---- Items

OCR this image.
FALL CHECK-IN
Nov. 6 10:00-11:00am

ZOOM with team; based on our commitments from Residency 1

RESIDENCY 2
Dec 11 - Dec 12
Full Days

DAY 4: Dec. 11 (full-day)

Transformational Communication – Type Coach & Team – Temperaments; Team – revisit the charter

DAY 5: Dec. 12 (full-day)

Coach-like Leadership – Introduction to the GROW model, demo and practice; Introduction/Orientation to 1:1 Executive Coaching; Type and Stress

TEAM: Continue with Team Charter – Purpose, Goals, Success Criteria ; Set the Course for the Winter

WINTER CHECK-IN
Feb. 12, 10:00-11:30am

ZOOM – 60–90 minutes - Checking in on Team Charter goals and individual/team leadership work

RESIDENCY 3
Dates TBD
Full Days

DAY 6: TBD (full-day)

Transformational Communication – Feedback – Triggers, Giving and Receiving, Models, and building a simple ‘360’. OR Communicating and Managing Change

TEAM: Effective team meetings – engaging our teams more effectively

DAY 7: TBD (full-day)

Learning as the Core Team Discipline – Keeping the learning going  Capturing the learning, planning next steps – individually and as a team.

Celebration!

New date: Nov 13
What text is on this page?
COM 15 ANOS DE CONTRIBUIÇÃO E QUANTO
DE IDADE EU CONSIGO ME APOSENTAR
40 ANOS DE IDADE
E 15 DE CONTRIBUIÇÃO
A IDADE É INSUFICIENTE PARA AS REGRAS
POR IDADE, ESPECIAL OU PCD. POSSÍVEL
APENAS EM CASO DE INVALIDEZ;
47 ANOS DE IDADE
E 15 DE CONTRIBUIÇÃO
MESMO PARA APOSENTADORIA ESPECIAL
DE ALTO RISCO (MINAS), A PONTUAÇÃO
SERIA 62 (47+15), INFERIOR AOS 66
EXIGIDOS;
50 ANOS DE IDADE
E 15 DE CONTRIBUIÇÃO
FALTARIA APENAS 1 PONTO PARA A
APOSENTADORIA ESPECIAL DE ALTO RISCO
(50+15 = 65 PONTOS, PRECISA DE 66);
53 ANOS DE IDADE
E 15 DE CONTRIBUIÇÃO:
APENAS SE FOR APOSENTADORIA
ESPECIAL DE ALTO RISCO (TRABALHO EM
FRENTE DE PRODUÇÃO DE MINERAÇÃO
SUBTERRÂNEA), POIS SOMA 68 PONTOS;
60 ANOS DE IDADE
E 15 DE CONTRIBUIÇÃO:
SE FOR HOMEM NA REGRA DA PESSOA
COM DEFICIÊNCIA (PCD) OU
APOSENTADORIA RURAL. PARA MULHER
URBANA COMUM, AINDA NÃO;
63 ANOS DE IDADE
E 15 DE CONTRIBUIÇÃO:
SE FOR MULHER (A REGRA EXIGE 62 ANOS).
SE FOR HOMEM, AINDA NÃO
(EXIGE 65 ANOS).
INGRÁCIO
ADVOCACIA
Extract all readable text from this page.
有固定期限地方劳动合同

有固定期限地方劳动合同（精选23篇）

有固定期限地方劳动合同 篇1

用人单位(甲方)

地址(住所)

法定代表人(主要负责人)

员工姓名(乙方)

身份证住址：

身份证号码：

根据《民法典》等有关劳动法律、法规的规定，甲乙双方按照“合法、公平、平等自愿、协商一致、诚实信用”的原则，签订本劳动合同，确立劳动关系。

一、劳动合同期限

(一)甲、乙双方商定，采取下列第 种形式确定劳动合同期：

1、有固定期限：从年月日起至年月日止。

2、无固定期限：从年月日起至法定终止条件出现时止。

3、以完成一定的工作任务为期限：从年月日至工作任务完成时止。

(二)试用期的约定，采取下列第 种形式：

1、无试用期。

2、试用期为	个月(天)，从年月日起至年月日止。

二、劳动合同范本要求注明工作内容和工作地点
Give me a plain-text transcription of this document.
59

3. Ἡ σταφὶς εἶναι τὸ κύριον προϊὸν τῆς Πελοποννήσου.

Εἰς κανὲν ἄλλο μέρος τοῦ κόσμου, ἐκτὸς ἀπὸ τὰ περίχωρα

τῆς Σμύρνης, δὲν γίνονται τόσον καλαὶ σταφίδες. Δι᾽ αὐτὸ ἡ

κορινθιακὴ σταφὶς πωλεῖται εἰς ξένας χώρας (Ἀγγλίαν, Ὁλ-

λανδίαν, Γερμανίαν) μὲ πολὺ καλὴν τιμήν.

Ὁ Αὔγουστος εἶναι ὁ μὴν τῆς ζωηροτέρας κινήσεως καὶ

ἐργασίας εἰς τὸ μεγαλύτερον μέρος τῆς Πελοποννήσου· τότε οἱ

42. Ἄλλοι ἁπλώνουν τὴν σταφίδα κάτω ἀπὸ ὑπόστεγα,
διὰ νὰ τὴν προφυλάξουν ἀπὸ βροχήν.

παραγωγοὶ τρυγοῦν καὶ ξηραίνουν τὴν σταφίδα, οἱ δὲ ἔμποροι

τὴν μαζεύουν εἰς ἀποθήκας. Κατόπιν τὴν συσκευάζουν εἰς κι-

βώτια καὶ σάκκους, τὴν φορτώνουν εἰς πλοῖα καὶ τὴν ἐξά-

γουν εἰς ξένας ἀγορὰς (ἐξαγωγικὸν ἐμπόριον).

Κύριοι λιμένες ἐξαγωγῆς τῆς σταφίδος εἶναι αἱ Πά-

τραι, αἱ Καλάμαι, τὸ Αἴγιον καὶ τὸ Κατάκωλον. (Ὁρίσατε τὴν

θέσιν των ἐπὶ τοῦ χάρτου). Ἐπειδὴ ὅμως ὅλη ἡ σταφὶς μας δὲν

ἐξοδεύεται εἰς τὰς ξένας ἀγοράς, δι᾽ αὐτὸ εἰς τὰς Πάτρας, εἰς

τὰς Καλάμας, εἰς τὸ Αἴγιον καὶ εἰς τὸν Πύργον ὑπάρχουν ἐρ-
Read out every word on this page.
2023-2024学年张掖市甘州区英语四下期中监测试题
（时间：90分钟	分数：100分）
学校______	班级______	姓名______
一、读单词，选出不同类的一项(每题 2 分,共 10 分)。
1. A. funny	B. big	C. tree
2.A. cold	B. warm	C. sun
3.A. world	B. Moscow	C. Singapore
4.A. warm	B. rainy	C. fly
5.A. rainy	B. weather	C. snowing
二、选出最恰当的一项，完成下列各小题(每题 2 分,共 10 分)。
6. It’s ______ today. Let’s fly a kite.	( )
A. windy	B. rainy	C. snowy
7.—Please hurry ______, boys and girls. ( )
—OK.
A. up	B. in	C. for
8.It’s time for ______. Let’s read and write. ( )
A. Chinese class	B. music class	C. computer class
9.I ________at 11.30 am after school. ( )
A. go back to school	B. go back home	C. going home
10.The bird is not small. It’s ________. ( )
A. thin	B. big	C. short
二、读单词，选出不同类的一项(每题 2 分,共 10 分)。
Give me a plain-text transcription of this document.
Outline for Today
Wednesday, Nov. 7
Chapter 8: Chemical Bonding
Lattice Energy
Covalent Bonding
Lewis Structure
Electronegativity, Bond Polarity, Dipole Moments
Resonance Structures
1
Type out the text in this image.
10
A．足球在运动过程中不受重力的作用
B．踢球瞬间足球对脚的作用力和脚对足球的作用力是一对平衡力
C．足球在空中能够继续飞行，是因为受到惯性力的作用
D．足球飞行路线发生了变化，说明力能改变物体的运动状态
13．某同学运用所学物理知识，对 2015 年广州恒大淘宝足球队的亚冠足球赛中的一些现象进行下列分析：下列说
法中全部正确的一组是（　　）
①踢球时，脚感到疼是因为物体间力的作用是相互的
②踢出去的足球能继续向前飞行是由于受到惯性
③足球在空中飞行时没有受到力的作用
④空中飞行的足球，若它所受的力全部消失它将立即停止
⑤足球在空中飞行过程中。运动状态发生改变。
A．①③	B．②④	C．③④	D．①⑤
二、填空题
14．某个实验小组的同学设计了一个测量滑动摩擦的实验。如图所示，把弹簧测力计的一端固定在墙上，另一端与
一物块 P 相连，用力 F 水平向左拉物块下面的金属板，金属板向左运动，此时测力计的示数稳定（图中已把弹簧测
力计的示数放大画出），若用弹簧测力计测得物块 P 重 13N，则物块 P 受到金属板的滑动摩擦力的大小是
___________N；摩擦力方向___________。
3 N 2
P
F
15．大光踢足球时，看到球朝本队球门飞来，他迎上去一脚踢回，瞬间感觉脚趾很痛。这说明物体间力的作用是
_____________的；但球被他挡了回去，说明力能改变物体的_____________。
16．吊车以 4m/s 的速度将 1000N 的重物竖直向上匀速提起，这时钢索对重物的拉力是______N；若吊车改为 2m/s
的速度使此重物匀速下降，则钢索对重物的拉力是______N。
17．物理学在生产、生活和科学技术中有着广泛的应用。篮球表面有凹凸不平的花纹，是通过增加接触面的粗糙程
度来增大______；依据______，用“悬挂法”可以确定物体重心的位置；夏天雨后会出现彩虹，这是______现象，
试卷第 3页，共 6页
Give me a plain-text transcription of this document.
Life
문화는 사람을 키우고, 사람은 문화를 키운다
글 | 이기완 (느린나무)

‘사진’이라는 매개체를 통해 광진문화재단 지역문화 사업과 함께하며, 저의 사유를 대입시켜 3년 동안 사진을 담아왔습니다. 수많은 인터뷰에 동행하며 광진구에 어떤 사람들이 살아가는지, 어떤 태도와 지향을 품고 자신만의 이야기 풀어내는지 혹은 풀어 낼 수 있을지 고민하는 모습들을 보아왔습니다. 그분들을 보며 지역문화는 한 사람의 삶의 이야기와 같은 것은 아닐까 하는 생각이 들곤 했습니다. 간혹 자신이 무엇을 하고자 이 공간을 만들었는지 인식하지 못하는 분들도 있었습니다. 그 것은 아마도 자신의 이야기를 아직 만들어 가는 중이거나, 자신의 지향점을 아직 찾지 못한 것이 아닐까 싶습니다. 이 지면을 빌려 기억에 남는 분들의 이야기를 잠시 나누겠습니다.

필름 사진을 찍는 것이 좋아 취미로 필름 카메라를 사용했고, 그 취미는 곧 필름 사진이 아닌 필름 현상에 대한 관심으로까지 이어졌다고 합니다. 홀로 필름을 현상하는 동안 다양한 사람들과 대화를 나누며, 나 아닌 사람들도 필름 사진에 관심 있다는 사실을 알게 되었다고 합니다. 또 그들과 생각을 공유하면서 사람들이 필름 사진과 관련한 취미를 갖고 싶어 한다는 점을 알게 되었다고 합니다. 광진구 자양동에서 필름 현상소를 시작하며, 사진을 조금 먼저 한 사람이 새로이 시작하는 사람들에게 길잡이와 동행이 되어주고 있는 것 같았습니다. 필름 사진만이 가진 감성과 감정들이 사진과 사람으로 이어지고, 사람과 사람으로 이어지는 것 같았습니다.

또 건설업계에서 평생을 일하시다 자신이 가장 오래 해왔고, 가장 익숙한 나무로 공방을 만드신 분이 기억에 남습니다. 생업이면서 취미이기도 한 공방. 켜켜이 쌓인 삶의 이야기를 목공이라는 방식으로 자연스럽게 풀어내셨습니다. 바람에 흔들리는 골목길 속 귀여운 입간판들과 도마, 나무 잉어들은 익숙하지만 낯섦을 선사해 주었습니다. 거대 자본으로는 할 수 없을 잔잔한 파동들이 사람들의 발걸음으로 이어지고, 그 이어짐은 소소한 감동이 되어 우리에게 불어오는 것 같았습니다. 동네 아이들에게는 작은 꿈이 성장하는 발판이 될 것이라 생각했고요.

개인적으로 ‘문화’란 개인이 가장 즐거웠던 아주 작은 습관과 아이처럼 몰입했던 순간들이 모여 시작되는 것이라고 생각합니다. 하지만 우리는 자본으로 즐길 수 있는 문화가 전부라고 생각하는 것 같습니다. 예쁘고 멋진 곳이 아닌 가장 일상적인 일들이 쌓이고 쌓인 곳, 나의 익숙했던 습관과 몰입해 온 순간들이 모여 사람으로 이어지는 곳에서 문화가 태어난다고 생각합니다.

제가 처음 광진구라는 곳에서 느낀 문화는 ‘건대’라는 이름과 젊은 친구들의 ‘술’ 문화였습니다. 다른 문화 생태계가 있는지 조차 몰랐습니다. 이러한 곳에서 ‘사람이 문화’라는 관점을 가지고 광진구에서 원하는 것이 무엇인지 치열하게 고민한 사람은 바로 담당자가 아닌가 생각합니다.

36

--------

Show all lines above holding "MULHER".

APOSENTADORIA RURAL. PARA MULHER
SE FOR MULHER (A REGRA EXIGE 62 ANOS).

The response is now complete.